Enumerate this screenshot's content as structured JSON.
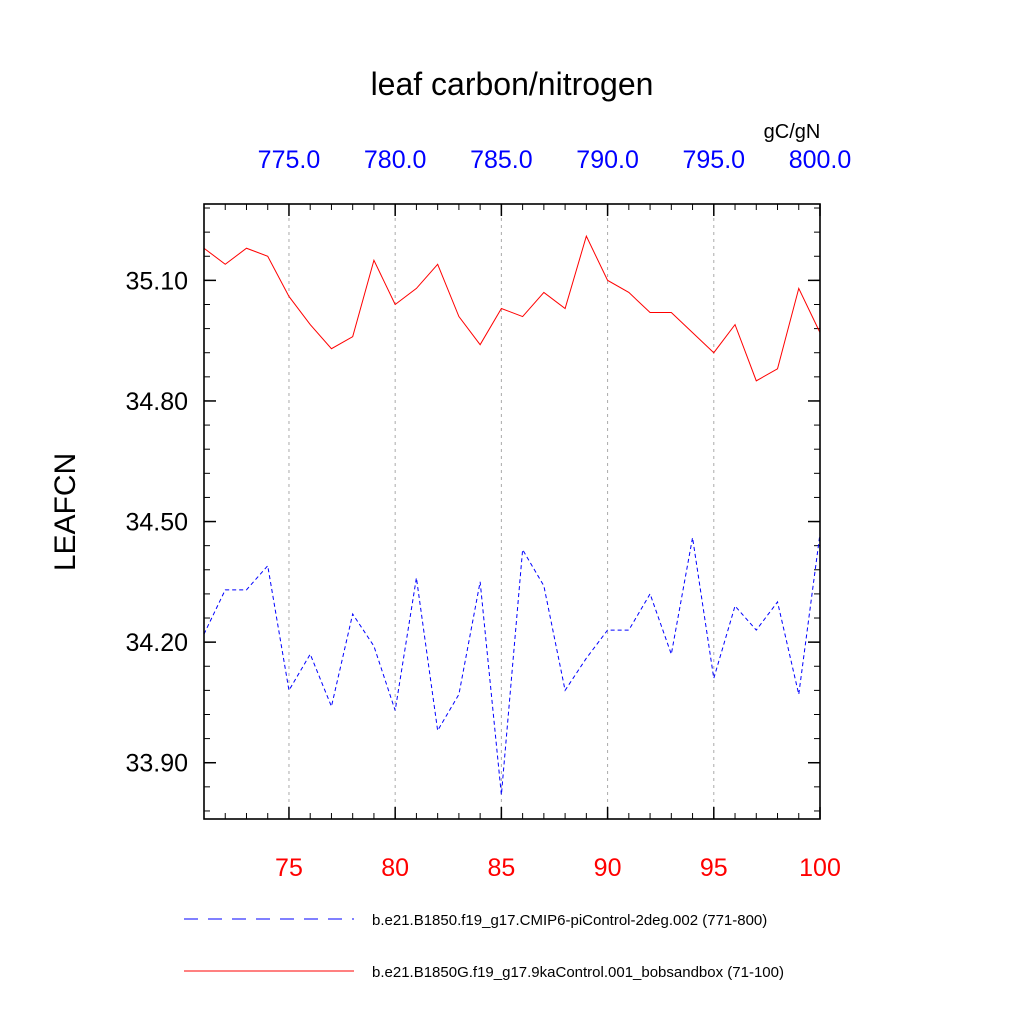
{
  "chart_data": {
    "type": "line",
    "title": "leaf carbon/nitrogen",
    "ylabel": "LEAFCN",
    "units_label": "gC/gN",
    "bottom_axis": {
      "range": [
        71,
        100
      ],
      "ticks": [
        75,
        80,
        85,
        90,
        95,
        100
      ],
      "tick_labels": [
        "75",
        "80",
        "85",
        "90",
        "95",
        "100"
      ],
      "color": "#ff0000"
    },
    "top_axis": {
      "range": [
        771,
        800
      ],
      "ticks": [
        775,
        780,
        785,
        790,
        795,
        800
      ],
      "tick_labels": [
        "775.0",
        "780.0",
        "785.0",
        "790.0",
        "795.0",
        "800.0"
      ],
      "color": "#0000ff"
    },
    "y_axis": {
      "range": [
        33.76,
        35.29
      ],
      "ticks": [
        33.9,
        34.2,
        34.5,
        34.8,
        35.1
      ],
      "tick_labels": [
        "33.90",
        "34.20",
        "34.50",
        "34.80",
        "35.10"
      ]
    },
    "gridlines": "vertical dashed at major ticks",
    "series": [
      {
        "name": "b.e21.B1850G.f19_g17.9kaControl.001_bobsandbox (71-100)",
        "style": "solid",
        "color": "#ff0000",
        "x_axis": "bottom",
        "x": [
          71,
          72,
          73,
          74,
          75,
          76,
          77,
          78,
          79,
          80,
          81,
          82,
          83,
          84,
          85,
          86,
          87,
          88,
          89,
          90,
          91,
          92,
          93,
          94,
          95,
          96,
          97,
          98,
          99,
          100
        ],
        "values": [
          35.18,
          35.14,
          35.18,
          35.16,
          35.06,
          34.99,
          34.93,
          34.96,
          35.15,
          35.04,
          35.08,
          35.14,
          35.01,
          34.94,
          35.03,
          35.01,
          35.07,
          35.03,
          35.21,
          35.1,
          35.07,
          35.02,
          35.02,
          34.97,
          34.92,
          34.99,
          34.85,
          34.88,
          35.08,
          34.97
        ]
      },
      {
        "name": "b.e21.B1850.f19_g17.CMIP6-piControl-2deg.002 (771-800)",
        "style": "dashed",
        "color": "#0000ff",
        "x_axis": "top",
        "x": [
          771,
          772,
          773,
          774,
          775,
          776,
          777,
          778,
          779,
          780,
          781,
          782,
          783,
          784,
          785,
          786,
          787,
          788,
          789,
          790,
          791,
          792,
          793,
          794,
          795,
          796,
          797,
          798,
          799,
          800
        ],
        "values": [
          34.22,
          34.33,
          34.33,
          34.39,
          34.08,
          34.17,
          34.04,
          34.27,
          34.19,
          34.03,
          34.36,
          33.98,
          34.07,
          34.35,
          33.82,
          34.43,
          34.34,
          34.08,
          34.16,
          34.23,
          34.23,
          34.32,
          34.17,
          34.46,
          34.11,
          34.29,
          34.23,
          34.3,
          34.07,
          34.47
        ]
      }
    ],
    "legend": {
      "placement": "bottom",
      "order": [
        1,
        0
      ]
    }
  }
}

Work to do ▸ Leaving aside the images, write out the entries above word for word.

Response below ▸
Enumerate this screenshot's content as structured JSON.
{
  "chart_data": {
    "type": "line",
    "title": "leaf carbon/nitrogen",
    "ylabel": "LEAFCN",
    "units_label": "gC/gN",
    "bottom_axis": {
      "range": [
        71,
        100
      ],
      "ticks": [
        75,
        80,
        85,
        90,
        95,
        100
      ],
      "tick_labels": [
        "75",
        "80",
        "85",
        "90",
        "95",
        "100"
      ],
      "color": "#ff0000"
    },
    "top_axis": {
      "range": [
        771,
        800
      ],
      "ticks": [
        775,
        780,
        785,
        790,
        795,
        800
      ],
      "tick_labels": [
        "775.0",
        "780.0",
        "785.0",
        "790.0",
        "795.0",
        "800.0"
      ],
      "color": "#0000ff"
    },
    "y_axis": {
      "range": [
        33.76,
        35.29
      ],
      "ticks": [
        33.9,
        34.2,
        34.5,
        34.8,
        35.1
      ],
      "tick_labels": [
        "33.90",
        "34.20",
        "34.50",
        "34.80",
        "35.10"
      ]
    },
    "gridlines": "vertical dashed at major ticks",
    "series": [
      {
        "name": "b.e21.B1850G.f19_g17.9kaControl.001_bobsandbox (71-100)",
        "style": "solid",
        "color": "#ff0000",
        "x_axis": "bottom",
        "x": [
          71,
          72,
          73,
          74,
          75,
          76,
          77,
          78,
          79,
          80,
          81,
          82,
          83,
          84,
          85,
          86,
          87,
          88,
          89,
          90,
          91,
          92,
          93,
          94,
          95,
          96,
          97,
          98,
          99,
          100
        ],
        "values": [
          35.18,
          35.14,
          35.18,
          35.16,
          35.06,
          34.99,
          34.93,
          34.96,
          35.15,
          35.04,
          35.08,
          35.14,
          35.01,
          34.94,
          35.03,
          35.01,
          35.07,
          35.03,
          35.21,
          35.1,
          35.07,
          35.02,
          35.02,
          34.97,
          34.92,
          34.99,
          34.85,
          34.88,
          35.08,
          34.97
        ]
      },
      {
        "name": "b.e21.B1850.f19_g17.CMIP6-piControl-2deg.002 (771-800)",
        "style": "dashed",
        "color": "#0000ff",
        "x_axis": "top",
        "x": [
          771,
          772,
          773,
          774,
          775,
          776,
          777,
          778,
          779,
          780,
          781,
          782,
          783,
          784,
          785,
          786,
          787,
          788,
          789,
          790,
          791,
          792,
          793,
          794,
          795,
          796,
          797,
          798,
          799,
          800
        ],
        "values": [
          34.22,
          34.33,
          34.33,
          34.39,
          34.08,
          34.17,
          34.04,
          34.27,
          34.19,
          34.03,
          34.36,
          33.98,
          34.07,
          34.35,
          33.82,
          34.43,
          34.34,
          34.08,
          34.16,
          34.23,
          34.23,
          34.32,
          34.17,
          34.46,
          34.11,
          34.29,
          34.23,
          34.3,
          34.07,
          34.47
        ]
      }
    ],
    "legend": {
      "placement": "bottom",
      "order": [
        1,
        0
      ]
    }
  }
}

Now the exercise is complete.